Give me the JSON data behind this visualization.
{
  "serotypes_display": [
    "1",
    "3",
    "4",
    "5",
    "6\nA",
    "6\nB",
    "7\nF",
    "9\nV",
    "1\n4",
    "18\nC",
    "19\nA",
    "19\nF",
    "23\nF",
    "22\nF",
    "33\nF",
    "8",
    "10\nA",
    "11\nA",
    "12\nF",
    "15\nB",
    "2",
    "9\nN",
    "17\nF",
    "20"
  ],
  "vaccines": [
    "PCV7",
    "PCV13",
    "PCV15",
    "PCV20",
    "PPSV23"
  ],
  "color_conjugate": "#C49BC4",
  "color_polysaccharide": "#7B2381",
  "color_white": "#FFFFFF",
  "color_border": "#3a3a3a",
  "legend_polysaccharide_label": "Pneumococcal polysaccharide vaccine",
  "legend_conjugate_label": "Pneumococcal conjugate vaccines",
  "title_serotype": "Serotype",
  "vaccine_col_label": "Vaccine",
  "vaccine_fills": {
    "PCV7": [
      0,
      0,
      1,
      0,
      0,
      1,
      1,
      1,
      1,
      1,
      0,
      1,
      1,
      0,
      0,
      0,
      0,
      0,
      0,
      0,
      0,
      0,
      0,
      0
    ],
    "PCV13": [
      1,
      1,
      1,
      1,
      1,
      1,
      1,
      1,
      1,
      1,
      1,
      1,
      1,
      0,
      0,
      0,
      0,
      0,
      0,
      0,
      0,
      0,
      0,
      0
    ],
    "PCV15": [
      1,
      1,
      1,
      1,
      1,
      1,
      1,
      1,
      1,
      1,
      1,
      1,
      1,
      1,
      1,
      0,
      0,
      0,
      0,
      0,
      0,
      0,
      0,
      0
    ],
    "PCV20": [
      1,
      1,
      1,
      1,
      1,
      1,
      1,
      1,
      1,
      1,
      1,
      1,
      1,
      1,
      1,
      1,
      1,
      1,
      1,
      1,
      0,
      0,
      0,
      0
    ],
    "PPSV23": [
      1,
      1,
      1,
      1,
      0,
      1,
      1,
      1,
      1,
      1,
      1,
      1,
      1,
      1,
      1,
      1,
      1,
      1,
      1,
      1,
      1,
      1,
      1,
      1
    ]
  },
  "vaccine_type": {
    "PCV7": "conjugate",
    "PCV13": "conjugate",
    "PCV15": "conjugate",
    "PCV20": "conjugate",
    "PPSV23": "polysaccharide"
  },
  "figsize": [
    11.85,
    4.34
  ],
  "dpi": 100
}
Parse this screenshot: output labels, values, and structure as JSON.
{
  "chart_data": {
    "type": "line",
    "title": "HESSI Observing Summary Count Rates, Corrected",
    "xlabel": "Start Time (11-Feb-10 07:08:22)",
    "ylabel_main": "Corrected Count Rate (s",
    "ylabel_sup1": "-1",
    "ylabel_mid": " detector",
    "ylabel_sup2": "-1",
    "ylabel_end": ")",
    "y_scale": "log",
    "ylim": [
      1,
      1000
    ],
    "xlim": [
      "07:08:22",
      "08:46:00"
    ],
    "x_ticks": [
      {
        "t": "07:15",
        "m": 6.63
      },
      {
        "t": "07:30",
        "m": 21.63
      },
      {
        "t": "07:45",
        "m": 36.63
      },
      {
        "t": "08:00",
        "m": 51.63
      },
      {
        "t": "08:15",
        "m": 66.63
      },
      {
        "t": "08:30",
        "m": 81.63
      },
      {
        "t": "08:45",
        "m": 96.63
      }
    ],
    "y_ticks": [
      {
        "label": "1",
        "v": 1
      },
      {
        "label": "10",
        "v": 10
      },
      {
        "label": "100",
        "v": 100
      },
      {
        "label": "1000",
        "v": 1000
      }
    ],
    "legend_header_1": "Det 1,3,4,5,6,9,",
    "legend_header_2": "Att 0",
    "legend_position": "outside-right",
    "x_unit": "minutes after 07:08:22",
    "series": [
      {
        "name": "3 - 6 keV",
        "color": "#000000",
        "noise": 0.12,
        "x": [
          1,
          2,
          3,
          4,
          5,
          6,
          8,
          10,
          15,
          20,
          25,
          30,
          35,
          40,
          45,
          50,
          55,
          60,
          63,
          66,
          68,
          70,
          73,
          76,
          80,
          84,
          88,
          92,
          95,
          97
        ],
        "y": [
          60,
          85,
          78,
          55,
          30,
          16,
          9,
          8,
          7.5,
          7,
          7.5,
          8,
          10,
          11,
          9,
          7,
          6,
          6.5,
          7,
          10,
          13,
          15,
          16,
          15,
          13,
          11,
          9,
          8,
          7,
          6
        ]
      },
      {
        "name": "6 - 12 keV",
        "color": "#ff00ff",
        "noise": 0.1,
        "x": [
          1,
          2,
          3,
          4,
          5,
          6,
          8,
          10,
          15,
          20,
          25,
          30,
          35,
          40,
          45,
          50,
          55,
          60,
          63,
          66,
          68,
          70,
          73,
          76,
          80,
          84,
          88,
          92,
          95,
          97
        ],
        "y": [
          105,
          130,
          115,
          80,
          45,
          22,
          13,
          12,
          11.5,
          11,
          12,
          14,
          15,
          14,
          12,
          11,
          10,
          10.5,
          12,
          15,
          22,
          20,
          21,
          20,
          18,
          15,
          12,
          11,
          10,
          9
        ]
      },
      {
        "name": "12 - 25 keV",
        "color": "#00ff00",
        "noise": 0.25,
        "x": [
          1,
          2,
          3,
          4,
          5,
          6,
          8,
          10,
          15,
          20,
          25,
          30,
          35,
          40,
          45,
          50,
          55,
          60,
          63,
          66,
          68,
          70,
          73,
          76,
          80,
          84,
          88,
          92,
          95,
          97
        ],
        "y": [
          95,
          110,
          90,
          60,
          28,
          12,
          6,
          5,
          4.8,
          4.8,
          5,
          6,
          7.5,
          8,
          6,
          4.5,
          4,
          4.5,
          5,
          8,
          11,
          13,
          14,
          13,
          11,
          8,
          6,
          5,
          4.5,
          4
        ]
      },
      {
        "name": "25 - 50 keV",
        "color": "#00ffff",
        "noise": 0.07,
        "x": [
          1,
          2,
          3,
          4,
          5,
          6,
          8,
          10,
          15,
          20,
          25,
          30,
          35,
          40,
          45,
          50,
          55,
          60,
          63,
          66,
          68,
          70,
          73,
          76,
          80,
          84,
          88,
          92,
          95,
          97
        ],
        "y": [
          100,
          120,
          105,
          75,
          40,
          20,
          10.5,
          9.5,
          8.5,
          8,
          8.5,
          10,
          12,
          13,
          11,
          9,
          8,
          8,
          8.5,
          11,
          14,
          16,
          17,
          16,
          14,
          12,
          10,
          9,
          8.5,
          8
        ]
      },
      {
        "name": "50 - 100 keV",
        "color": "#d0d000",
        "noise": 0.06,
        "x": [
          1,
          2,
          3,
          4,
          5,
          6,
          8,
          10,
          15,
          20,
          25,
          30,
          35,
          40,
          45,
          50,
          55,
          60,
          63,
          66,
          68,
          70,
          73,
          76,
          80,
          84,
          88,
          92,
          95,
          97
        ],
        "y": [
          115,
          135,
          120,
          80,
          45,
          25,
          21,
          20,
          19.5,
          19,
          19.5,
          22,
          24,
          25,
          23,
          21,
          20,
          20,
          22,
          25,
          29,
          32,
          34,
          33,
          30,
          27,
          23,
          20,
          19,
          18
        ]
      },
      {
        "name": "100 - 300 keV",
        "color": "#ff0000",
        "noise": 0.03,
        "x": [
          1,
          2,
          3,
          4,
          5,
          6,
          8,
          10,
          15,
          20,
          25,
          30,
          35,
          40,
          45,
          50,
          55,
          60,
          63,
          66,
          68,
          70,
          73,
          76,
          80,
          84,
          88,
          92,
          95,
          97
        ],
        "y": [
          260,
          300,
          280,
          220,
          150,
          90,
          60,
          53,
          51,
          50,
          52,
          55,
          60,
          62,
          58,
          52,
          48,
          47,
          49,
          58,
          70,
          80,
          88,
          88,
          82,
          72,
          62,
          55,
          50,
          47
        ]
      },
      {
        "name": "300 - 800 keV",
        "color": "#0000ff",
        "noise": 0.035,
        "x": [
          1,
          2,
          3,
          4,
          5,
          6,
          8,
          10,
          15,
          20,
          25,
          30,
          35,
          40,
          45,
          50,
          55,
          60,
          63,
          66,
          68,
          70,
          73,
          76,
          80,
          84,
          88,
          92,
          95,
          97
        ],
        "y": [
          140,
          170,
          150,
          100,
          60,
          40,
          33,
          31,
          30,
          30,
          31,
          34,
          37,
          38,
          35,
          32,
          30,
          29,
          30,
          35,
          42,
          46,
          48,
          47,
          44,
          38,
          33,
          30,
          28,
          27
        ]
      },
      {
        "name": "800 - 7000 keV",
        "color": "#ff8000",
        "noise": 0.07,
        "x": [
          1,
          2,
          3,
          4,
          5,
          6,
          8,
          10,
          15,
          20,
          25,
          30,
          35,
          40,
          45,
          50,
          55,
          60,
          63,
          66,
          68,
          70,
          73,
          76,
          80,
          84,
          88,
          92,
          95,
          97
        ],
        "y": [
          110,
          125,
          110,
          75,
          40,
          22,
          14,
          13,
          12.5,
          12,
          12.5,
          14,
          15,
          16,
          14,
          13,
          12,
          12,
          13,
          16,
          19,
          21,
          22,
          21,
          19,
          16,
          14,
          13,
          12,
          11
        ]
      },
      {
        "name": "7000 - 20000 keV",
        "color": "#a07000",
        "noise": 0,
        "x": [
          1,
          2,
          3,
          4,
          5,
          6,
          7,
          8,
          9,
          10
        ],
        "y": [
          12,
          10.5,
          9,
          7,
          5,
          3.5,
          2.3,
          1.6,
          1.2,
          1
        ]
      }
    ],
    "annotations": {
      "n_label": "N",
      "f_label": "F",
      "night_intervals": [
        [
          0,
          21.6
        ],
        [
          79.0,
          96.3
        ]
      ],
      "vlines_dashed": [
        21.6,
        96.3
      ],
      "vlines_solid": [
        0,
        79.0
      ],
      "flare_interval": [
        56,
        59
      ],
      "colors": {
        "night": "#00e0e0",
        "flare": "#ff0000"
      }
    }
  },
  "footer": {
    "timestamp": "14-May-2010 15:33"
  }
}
════════════════════
_What the task asks_
From the entries above, list each line with "Pneumococcal" in it.

_Reply to the exercise_
  "legend_polysaccharide_label": "Pneumococcal polysaccharide vaccine",
  "legend_conjugate_label": "Pneumococcal conjugate vaccines",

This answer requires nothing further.